# EXERCISE DIRECTIONS
The records are to be restated in their entirety, word for word.

Recorded data:

==*==

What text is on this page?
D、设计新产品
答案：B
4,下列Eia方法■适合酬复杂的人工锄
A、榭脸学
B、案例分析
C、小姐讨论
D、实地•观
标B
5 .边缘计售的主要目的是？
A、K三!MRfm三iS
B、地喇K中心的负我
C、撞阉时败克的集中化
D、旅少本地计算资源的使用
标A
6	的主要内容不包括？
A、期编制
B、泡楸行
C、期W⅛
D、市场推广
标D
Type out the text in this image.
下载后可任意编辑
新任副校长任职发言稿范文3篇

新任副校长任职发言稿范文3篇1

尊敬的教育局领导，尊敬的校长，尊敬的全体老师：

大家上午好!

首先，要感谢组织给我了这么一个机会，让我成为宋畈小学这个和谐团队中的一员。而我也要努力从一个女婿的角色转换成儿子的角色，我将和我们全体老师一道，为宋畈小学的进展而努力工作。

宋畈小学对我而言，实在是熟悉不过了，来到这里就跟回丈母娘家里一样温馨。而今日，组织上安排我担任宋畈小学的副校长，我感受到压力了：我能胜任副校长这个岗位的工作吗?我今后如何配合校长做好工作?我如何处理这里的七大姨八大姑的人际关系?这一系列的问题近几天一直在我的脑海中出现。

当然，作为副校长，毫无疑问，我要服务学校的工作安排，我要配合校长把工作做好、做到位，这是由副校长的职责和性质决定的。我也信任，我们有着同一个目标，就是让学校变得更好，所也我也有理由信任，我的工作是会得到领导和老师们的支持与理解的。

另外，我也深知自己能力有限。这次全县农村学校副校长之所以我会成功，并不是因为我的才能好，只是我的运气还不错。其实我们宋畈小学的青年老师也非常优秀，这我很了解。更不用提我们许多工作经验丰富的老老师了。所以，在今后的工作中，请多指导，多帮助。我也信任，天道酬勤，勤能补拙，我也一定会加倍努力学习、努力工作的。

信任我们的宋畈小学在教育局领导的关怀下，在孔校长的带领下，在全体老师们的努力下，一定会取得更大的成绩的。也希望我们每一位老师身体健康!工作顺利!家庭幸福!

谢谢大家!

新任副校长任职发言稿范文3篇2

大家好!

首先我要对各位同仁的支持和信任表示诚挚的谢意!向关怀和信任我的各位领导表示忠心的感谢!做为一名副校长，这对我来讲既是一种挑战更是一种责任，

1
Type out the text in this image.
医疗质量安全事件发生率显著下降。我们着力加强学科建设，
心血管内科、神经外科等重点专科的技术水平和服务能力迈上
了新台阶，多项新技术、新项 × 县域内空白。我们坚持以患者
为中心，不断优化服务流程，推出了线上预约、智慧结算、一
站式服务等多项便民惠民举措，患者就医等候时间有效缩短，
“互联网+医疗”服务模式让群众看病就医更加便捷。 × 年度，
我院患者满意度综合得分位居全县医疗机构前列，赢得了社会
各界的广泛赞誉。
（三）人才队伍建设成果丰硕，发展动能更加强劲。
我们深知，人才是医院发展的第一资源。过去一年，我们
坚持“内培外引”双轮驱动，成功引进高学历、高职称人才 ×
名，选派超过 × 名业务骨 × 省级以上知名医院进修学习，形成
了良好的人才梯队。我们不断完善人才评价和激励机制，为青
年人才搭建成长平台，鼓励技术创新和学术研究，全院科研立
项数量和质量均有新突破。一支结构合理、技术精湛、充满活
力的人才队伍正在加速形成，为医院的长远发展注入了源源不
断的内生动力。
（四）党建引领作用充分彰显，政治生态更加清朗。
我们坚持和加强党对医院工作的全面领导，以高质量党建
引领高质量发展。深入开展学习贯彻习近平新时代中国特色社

==*==

# SOLUTION TO THIS PROBLEM
What text is on this page?
D、设计新产品
答案：B
4,下列Eia方法■适合酬复杂的人工锄
A、榭脸学
B、案例分析
C、小姐讨论
D、实地•观
标B
5 .边缘计售的主要目的是？
A、K三!MRfm三iS
B、地喇K中心的负我
C、撞阉时败克的集中化
D、旅少本地计算资源的使用
标A
6	的主要内容不包括？
A、期编制
B、泡楸行
C、期W⅛
D、市场推广
标D
Type out the text in this image.
下载后可任意编辑
新任副校长任职发言稿范文3篇

新任副校长任职发言稿范文3篇1

尊敬的教育局领导，尊敬的校长，尊敬的全体老师：

大家上午好!

首先，要感谢组织给我了这么一个机会，让我成为宋畈小学这个和谐团队中的一员。而我也要努力从一个女婿的角色转换成儿子的角色，我将和我们全体老师一道，为宋畈小学的进展而努力工作。

宋畈小学对我而言，实在是熟悉不过了，来到这里就跟回丈母娘家里一样温馨。而今日，组织上安排我担任宋畈小学的副校长，我感受到压力了：我能胜任副校长这个岗位的工作吗?我今后如何配合校长做好工作?我如何处理这里的七大姨八大姑的人际关系?这一系列的问题近几天一直在我的脑海中出现。

当然，作为副校长，毫无疑问，我要服务学校的工作安排，我要配合校长把工作做好、做到位，这是由副校长的职责和性质决定的。我也信任，我们有着同一个目标，就是让学校变得更好，所也我也有理由信任，我的工作是会得到领导和老师们的支持与理解的。

另外，我也深知自己能力有限。这次全县农村学校副校长之所以我会成功，并不是因为我的才能好，只是我的运气还不错。其实我们宋畈小学的青年老师也非常优秀，这我很了解。更不用提我们许多工作经验丰富的老老师了。所以，在今后的工作中，请多指导，多帮助。我也信任，天道酬勤，勤能补拙，我也一定会加倍努力学习、努力工作的。

信任我们的宋畈小学在教育局领导的关怀下，在孔校长的带领下，在全体老师们的努力下，一定会取得更大的成绩的。也希望我们每一位老师身体健康!工作顺利!家庭幸福!

谢谢大家!

新任副校长任职发言稿范文3篇2

大家好!

首先我要对各位同仁的支持和信任表示诚挚的谢意!向关怀和信任我的各位领导表示忠心的感谢!做为一名副校长，这对我来讲既是一种挑战更是一种责任，

1
Type out the text in this image.
医疗质量安全事件发生率显著下降。我们着力加强学科建设，
心血管内科、神经外科等重点专科的技术水平和服务能力迈上
了新台阶，多项新技术、新项 × 县域内空白。我们坚持以患者
为中心，不断优化服务流程，推出了线上预约、智慧结算、一
站式服务等多项便民惠民举措，患者就医等候时间有效缩短，
“互联网+医疗”服务模式让群众看病就医更加便捷。 × 年度，
我院患者满意度综合得分位居全县医疗机构前列，赢得了社会
各界的广泛赞誉。
（三）人才队伍建设成果丰硕，发展动能更加强劲。
我们深知，人才是医院发展的第一资源。过去一年，我们
坚持“内培外引”双轮驱动，成功引进高学历、高职称人才 ×
名，选派超过 × 名业务骨 × 省级以上知名医院进修学习，形成
了良好的人才梯队。我们不断完善人才评价和激励机制，为青
年人才搭建成长平台，鼓励技术创新和学术研究，全院科研立
项数量和质量均有新突破。一支结构合理、技术精湛、充满活
力的人才队伍正在加速形成，为医院的长远发展注入了源源不
断的内生动力。
（四）党建引领作用充分彰显，政治生态更加清朗。
我们坚持和加强党对医院工作的全面领导，以高质量党建
引领高质量发展。深入开展学习贯彻习近平新时代中国特色社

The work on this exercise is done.